GOAL:
Find "Transcribe the text in this document." in the data, then restate the line it sits in and every later line word for word, ending with the last line.

[Extracted records]

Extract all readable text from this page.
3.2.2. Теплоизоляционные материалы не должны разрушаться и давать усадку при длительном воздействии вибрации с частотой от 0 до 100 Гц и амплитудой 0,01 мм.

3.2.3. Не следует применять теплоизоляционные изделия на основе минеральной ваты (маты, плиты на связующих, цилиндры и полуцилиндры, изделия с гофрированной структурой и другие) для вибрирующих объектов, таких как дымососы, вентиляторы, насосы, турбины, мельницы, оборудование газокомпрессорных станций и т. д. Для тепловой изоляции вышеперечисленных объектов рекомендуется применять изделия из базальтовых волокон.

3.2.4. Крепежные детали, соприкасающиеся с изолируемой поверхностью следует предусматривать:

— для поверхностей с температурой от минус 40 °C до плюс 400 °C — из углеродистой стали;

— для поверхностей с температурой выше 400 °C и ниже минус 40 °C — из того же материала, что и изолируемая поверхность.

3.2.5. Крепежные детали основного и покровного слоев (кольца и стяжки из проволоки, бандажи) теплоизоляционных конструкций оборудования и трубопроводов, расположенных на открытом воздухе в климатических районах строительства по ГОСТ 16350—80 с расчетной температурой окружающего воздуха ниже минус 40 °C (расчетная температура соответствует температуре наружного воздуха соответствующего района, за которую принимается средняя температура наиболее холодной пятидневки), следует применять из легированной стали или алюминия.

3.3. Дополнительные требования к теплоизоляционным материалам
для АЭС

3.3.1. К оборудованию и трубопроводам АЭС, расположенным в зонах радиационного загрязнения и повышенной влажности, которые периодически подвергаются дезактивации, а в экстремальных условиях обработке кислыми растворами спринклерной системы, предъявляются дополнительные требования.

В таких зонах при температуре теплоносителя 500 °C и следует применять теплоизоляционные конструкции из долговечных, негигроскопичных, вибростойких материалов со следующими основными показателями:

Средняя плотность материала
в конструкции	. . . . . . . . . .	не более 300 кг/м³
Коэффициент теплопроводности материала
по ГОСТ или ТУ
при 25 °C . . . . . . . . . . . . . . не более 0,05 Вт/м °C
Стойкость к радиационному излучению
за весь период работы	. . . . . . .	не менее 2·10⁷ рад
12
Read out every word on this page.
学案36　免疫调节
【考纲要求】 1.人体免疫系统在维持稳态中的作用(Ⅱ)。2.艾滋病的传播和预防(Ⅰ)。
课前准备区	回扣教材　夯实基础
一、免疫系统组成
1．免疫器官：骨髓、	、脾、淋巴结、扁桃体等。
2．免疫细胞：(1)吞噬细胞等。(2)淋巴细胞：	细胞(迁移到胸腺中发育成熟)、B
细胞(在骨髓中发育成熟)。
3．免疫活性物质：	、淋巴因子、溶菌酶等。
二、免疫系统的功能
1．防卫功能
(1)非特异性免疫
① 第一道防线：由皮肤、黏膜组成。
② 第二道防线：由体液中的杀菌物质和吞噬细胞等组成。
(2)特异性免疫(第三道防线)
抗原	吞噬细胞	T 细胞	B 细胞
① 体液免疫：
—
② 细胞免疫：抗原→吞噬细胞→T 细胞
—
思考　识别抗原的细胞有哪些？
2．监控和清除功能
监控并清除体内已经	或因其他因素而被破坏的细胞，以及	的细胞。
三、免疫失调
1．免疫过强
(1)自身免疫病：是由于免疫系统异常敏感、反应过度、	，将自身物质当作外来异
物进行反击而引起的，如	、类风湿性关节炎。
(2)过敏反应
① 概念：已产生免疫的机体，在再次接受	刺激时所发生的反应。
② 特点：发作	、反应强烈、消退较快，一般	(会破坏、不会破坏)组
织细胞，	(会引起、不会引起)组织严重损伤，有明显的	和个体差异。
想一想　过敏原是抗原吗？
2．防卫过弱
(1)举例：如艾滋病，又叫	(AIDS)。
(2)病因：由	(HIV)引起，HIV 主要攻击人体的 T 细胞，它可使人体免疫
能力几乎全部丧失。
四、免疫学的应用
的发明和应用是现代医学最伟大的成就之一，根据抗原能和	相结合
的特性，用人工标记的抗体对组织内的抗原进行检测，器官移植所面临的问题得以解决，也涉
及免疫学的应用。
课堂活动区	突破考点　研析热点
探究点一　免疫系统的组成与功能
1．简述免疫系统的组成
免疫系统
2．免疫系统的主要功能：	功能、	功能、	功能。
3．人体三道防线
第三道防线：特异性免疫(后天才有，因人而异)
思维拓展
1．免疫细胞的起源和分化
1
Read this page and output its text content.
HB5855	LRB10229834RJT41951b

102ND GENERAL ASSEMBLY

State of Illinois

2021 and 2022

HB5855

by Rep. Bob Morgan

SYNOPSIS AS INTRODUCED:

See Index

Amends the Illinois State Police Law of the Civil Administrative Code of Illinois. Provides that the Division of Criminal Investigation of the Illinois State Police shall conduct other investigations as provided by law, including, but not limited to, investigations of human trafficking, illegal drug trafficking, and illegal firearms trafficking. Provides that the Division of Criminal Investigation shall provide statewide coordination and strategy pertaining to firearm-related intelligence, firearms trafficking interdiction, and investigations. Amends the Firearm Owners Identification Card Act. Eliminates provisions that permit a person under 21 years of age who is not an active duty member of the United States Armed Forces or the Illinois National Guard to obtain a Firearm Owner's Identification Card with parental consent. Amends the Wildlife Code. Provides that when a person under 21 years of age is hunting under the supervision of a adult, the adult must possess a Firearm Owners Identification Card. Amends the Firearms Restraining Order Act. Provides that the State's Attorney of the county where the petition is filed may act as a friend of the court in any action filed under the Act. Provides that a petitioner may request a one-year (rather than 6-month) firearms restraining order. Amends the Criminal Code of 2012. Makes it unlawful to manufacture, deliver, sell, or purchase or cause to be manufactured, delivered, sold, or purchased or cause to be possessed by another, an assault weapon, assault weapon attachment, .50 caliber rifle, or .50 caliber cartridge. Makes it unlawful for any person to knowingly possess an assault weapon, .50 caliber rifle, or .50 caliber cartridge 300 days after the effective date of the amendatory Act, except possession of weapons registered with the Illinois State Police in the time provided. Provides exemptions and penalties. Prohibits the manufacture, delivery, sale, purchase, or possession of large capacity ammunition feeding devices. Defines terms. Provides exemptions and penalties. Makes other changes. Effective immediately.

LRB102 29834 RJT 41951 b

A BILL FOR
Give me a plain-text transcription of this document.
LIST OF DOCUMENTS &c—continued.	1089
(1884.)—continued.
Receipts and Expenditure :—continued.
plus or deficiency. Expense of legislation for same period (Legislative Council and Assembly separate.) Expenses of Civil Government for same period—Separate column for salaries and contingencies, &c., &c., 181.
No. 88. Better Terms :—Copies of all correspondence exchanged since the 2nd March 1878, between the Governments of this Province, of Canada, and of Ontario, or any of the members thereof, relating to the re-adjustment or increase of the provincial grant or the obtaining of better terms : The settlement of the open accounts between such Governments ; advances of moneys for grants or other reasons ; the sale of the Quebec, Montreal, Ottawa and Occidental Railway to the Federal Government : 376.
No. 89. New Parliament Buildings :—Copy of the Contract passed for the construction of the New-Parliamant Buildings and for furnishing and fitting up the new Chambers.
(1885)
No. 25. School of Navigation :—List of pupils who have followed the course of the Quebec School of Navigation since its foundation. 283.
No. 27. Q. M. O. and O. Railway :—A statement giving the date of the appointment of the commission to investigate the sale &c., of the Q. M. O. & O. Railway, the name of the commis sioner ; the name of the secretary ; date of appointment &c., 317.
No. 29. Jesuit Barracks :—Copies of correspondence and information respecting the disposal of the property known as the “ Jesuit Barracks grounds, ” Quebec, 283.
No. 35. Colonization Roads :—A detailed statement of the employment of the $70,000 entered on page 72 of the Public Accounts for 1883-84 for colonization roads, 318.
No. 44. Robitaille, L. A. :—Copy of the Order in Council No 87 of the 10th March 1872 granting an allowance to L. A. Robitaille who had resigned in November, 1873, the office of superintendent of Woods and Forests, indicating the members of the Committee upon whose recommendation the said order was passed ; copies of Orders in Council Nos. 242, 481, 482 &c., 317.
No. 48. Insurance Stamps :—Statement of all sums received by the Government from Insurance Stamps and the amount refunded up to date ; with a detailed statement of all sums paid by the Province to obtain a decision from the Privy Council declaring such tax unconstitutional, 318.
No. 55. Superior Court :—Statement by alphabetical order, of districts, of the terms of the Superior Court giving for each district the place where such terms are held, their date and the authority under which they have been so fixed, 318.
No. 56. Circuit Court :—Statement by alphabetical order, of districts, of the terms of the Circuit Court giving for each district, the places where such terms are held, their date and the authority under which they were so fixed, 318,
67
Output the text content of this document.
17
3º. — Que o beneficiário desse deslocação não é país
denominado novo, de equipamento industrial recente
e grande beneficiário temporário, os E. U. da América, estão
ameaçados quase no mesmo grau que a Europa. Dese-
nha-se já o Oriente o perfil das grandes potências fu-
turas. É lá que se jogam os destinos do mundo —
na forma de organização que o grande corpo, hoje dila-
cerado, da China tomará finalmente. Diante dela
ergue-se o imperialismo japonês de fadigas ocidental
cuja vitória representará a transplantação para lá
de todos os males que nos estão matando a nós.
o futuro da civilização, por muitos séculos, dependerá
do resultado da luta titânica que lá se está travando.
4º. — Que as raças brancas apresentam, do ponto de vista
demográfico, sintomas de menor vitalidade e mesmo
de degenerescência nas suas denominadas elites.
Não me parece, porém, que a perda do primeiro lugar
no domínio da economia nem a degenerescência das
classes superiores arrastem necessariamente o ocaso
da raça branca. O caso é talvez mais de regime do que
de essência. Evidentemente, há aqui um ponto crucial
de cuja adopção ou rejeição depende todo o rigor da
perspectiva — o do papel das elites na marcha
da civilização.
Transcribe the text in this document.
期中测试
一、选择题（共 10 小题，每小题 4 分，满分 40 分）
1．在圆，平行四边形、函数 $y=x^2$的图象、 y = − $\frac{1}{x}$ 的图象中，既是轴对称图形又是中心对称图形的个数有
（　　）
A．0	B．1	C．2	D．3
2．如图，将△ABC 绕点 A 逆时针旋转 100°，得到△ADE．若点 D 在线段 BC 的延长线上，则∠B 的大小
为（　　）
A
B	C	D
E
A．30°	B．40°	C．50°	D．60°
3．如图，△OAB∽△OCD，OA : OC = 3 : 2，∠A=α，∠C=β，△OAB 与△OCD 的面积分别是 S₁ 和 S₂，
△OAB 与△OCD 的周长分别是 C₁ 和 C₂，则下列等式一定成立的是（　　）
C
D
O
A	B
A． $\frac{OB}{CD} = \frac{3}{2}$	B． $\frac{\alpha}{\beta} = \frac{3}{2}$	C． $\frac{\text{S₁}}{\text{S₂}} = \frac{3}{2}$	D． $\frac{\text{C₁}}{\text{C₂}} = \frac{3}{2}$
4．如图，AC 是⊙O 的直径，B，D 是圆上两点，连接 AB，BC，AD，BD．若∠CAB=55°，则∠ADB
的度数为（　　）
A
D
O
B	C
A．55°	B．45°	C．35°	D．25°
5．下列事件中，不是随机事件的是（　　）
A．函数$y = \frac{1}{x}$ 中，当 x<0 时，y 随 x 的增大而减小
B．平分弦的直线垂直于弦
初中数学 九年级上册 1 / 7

WRITTEN REPLY:
Transcribe the text in this document.
期中测试
一、选择题（共 10 小题，每小题 4 分，满分 40 分）
1．在圆，平行四边形、函数 $y=x^2$的图象、 y = − $\frac{1}{x}$ 的图象中，既是轴对称图形又是中心对称图形的个数有
（　　）
A．0	B．1	C．2	D．3
2．如图，将△ABC 绕点 A 逆时针旋转 100°，得到△ADE．若点 D 在线段 BC 的延长线上，则∠B 的大小
为（　　）
A
B	C	D
E
A．30°	B．40°	C．50°	D．60°
3．如图，△OAB∽△OCD，OA : OC = 3 : 2，∠A=α，∠C=β，△OAB 与△OCD 的面积分别是 S₁ 和 S₂，
△OAB 与△OCD 的周长分别是 C₁ 和 C₂，则下列等式一定成立的是（　　）
C
D
O
A	B
A． $\frac{OB}{CD} = \frac{3}{2}$	B． $\frac{\alpha}{\beta} = \frac{3}{2}$	C． $\frac{\text{S₁}}{\text{S₂}} = \frac{3}{2}$	D． $\frac{\text{C₁}}{\text{C₂}} = \frac{3}{2}$
4．如图，AC 是⊙O 的直径，B，D 是圆上两点，连接 AB，BC，AD，BD．若∠CAB=55°，则∠ADB
的度数为（　　）
A
D
O
B	C
A．55°	B．45°	C．35°	D．25°
5．下列事件中，不是随机事件的是（　　）
A．函数$y = \frac{1}{x}$ 中，当 x<0 时，y 随 x 的增大而减小
B．平分弦的直线垂直于弦
初中数学 九年级上册 1 / 7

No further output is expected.